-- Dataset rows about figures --

-- Begin --

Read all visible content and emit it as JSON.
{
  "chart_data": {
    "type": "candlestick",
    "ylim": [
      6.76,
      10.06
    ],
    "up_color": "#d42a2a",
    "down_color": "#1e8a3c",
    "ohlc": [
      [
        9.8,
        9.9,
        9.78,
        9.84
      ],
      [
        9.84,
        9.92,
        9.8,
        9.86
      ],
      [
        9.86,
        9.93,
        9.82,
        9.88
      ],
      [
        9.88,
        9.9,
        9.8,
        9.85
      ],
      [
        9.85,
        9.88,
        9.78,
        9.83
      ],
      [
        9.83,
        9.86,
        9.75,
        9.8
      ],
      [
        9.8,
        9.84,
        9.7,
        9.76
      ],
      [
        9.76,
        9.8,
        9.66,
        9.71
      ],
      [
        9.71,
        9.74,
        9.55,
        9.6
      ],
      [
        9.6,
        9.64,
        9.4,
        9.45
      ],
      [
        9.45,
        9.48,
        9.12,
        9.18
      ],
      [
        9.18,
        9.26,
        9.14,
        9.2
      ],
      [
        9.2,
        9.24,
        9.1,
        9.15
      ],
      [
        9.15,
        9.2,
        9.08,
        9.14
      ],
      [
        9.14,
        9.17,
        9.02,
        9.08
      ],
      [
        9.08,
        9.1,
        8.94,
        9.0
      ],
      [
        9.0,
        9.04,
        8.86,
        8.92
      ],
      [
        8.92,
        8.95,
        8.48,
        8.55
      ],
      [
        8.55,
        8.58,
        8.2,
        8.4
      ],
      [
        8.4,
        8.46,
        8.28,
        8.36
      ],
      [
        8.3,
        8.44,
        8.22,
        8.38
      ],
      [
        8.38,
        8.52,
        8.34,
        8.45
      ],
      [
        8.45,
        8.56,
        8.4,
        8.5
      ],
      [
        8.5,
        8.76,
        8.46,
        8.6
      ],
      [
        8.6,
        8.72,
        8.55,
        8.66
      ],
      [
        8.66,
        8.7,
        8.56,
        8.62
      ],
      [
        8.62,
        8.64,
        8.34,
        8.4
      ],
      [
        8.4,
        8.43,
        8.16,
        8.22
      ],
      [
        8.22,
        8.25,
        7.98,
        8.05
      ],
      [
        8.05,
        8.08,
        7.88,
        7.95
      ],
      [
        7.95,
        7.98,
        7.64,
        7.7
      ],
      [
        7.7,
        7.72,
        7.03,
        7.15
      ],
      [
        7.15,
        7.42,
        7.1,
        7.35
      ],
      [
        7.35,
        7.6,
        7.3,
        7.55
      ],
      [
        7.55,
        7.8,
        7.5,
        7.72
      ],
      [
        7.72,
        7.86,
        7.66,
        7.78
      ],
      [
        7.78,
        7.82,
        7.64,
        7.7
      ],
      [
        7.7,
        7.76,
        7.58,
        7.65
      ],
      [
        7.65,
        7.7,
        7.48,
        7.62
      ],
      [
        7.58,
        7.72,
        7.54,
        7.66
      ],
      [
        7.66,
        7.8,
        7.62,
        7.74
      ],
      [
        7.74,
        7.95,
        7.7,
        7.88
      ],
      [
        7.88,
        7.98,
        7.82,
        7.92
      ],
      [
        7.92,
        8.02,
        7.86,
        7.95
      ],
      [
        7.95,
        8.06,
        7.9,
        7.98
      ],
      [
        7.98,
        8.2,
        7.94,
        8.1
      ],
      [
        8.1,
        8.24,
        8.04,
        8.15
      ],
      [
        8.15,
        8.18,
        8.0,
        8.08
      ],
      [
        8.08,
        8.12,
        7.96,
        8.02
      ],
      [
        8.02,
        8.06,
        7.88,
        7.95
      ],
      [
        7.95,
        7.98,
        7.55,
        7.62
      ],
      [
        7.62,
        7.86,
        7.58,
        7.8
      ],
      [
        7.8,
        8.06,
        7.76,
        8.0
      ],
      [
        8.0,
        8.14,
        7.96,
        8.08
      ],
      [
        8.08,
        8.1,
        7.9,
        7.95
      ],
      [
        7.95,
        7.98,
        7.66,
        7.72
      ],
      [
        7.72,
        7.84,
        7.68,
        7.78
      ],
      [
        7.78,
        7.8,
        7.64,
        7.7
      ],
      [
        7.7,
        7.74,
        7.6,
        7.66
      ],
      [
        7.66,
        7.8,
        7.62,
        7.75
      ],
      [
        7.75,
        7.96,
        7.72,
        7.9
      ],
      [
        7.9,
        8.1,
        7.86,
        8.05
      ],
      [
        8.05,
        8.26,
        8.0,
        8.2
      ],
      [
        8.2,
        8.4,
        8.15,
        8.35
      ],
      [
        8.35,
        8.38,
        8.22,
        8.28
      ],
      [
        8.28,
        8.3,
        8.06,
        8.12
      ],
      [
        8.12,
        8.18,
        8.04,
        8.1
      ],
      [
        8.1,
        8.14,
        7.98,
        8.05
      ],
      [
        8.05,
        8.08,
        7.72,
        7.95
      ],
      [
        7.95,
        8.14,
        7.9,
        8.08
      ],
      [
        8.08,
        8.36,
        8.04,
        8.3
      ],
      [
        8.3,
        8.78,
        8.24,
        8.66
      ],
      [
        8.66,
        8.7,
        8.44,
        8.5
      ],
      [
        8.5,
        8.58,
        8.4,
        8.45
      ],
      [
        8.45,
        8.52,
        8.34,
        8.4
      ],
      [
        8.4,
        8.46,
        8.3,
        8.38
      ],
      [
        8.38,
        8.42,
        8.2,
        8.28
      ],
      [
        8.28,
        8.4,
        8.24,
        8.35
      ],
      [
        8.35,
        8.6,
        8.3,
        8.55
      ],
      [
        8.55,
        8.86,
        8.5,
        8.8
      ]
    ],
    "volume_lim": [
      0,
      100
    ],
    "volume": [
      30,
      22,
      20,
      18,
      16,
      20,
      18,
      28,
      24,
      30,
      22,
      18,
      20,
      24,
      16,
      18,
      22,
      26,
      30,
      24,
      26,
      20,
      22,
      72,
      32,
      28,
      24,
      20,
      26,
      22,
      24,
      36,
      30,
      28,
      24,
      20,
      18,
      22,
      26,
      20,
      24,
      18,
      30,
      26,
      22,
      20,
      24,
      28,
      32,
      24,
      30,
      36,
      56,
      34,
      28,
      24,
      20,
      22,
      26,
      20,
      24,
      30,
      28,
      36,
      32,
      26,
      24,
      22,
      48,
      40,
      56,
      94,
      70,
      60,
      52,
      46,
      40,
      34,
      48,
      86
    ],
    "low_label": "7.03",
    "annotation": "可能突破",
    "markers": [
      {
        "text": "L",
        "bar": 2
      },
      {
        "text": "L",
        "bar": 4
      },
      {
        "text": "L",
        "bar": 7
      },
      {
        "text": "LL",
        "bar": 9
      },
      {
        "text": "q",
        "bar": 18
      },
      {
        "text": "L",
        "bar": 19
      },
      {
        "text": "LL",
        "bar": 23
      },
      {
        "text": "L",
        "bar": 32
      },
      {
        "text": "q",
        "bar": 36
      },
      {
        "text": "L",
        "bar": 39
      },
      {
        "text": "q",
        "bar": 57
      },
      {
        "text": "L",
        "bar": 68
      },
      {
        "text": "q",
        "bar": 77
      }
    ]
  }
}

-- End --

-- Job --
Write out all of the records once more, exactly.

-- Finished task --
Read all visible content and emit it as JSON.
{
  "chart_data": {
    "type": "candlestick",
    "ylim": [
      6.76,
      10.06
    ],
    "up_color": "#d42a2a",
    "down_color": "#1e8a3c",
    "ohlc": [
      [
        9.8,
        9.9,
        9.78,
        9.84
      ],
      [
        9.84,
        9.92,
        9.8,
        9.86
      ],
      [
        9.86,
        9.93,
        9.82,
        9.88
      ],
      [
        9.88,
        9.9,
        9.8,
        9.85
      ],
      [
        9.85,
        9.88,
        9.78,
        9.83
      ],
      [
        9.83,
        9.86,
        9.75,
        9.8
      ],
      [
        9.8,
        9.84,
        9.7,
        9.76
      ],
      [
        9.76,
        9.8,
        9.66,
        9.71
      ],
      [
        9.71,
        9.74,
        9.55,
        9.6
      ],
      [
        9.6,
        9.64,
        9.4,
        9.45
      ],
      [
        9.45,
        9.48,
        9.12,
        9.18
      ],
      [
        9.18,
        9.26,
        9.14,
        9.2
      ],
      [
        9.2,
        9.24,
        9.1,
        9.15
      ],
      [
        9.15,
        9.2,
        9.08,
        9.14
      ],
      [
        9.14,
        9.17,
        9.02,
        9.08
      ],
      [
        9.08,
        9.1,
        8.94,
        9.0
      ],
      [
        9.0,
        9.04,
        8.86,
        8.92
      ],
      [
        8.92,
        8.95,
        8.48,
        8.55
      ],
      [
        8.55,
        8.58,
        8.2,
        8.4
      ],
      [
        8.4,
        8.46,
        8.28,
        8.36
      ],
      [
        8.3,
        8.44,
        8.22,
        8.38
      ],
      [
        8.38,
        8.52,
        8.34,
        8.45
      ],
      [
        8.45,
        8.56,
        8.4,
        8.5
      ],
      [
        8.5,
        8.76,
        8.46,
        8.6
      ],
      [
        8.6,
        8.72,
        8.55,
        8.66
      ],
      [
        8.66,
        8.7,
        8.56,
        8.62
      ],
      [
        8.62,
        8.64,
        8.34,
        8.4
      ],
      [
        8.4,
        8.43,
        8.16,
        8.22
      ],
      [
        8.22,
        8.25,
        7.98,
        8.05
      ],
      [
        8.05,
        8.08,
        7.88,
        7.95
      ],
      [
        7.95,
        7.98,
        7.64,
        7.7
      ],
      [
        7.7,
        7.72,
        7.03,
        7.15
      ],
      [
        7.15,
        7.42,
        7.1,
        7.35
      ],
      [
        7.35,
        7.6,
        7.3,
        7.55
      ],
      [
        7.55,
        7.8,
        7.5,
        7.72
      ],
      [
        7.72,
        7.86,
        7.66,
        7.78
      ],
      [
        7.78,
        7.82,
        7.64,
        7.7
      ],
      [
        7.7,
        7.76,
        7.58,
        7.65
      ],
      [
        7.65,
        7.7,
        7.48,
        7.62
      ],
      [
        7.58,
        7.72,
        7.54,
        7.66
      ],
      [
        7.66,
        7.8,
        7.62,
        7.74
      ],
      [
        7.74,
        7.95,
        7.7,
        7.88
      ],
      [
        7.88,
        7.98,
        7.82,
        7.92
      ],
      [
        7.92,
        8.02,
        7.86,
        7.95
      ],
      [
        7.95,
        8.06,
        7.9,
        7.98
      ],
      [
        7.98,
        8.2,
        7.94,
        8.1
      ],
      [
        8.1,
        8.24,
        8.04,
        8.15
      ],
      [
        8.15,
        8.18,
        8.0,
        8.08
      ],
      [
        8.08,
        8.12,
        7.96,
        8.02
      ],
      [
        8.02,
        8.06,
        7.88,
        7.95
      ],
      [
        7.95,
        7.98,
        7.55,
        7.62
      ],
      [
        7.62,
        7.86,
        7.58,
        7.8
      ],
      [
        7.8,
        8.06,
        7.76,
        8.0
      ],
      [
        8.0,
        8.14,
        7.96,
        8.08
      ],
      [
        8.08,
        8.1,
        7.9,
        7.95
      ],
      [
        7.95,
        7.98,
        7.66,
        7.72
      ],
      [
        7.72,
        7.84,
        7.68,
        7.78
      ],
      [
        7.78,
        7.8,
        7.64,
        7.7
      ],
      [
        7.7,
        7.74,
        7.6,
        7.66
      ],
      [
        7.66,
        7.8,
        7.62,
        7.75
      ],
      [
        7.75,
        7.96,
        7.72,
        7.9
      ],
      [
        7.9,
        8.1,
        7.86,
        8.05
      ],
      [
        8.05,
        8.26,
        8.0,
        8.2
      ],
      [
        8.2,
        8.4,
        8.15,
        8.35
      ],
      [
        8.35,
        8.38,
        8.22,
        8.28
      ],
      [
        8.28,
        8.3,
        8.06,
        8.12
      ],
      [
        8.12,
        8.18,
        8.04,
        8.1
      ],
      [
        8.1,
        8.14,
        7.98,
        8.05
      ],
      [
        8.05,
        8.08,
        7.72,
        7.95
      ],
      [
        7.95,
        8.14,
        7.9,
        8.08
      ],
      [
        8.08,
        8.36,
        8.04,
        8.3
      ],
      [
        8.3,
        8.78,
        8.24,
        8.66
      ],
      [
        8.66,
        8.7,
        8.44,
        8.5
      ],
      [
        8.5,
        8.58,
        8.4,
        8.45
      ],
      [
        8.45,
        8.52,
        8.34,
        8.4
      ],
      [
        8.4,
        8.46,
        8.3,
        8.38
      ],
      [
        8.38,
        8.42,
        8.2,
        8.28
      ],
      [
        8.28,
        8.4,
        8.24,
        8.35
      ],
      [
        8.35,
        8.6,
        8.3,
        8.55
      ],
      [
        8.55,
        8.86,
        8.5,
        8.8
      ]
    ],
    "volume_lim": [
      0,
      100
    ],
    "volume": [
      30,
      22,
      20,
      18,
      16,
      20,
      18,
      28,
      24,
      30,
      22,
      18,
      20,
      24,
      16,
      18,
      22,
      26,
      30,
      24,
      26,
      20,
      22,
      72,
      32,
      28,
      24,
      20,
      26,
      22,
      24,
      36,
      30,
      28,
      24,
      20,
      18,
      22,
      26,
      20,
      24,
      18,
      30,
      26,
      22,
      20,
      24,
      28,
      32,
      24,
      30,
      36,
      56,
      34,
      28,
      24,
      20,
      22,
      26,
      20,
      24,
      30,
      28,
      36,
      32,
      26,
      24,
      22,
      48,
      40,
      56,
      94,
      70,
      60,
      52,
      46,
      40,
      34,
      48,
      86
    ],
    "low_label": "7.03",
    "annotation": "可能突破",
    "markers": [
      {
        "text": "L",
        "bar": 2
      },
      {
        "text": "L",
        "bar": 4
      },
      {
        "text": "L",
        "bar": 7
      },
      {
        "text": "LL",
        "bar": 9
      },
      {
        "text": "q",
        "bar": 18
      },
      {
        "text": "L",
        "bar": 19
      },
      {
        "text": "LL",
        "bar": 23
      },
      {
        "text": "L",
        "bar": 32
      },
      {
        "text": "q",
        "bar": 36
      },
      {
        "text": "L",
        "bar": 39
      },
      {
        "text": "q",
        "bar": 57
      },
      {
        "text": "L",
        "bar": 68
      },
      {
        "text": "q",
        "bar": 77
      }
    ]
  }
}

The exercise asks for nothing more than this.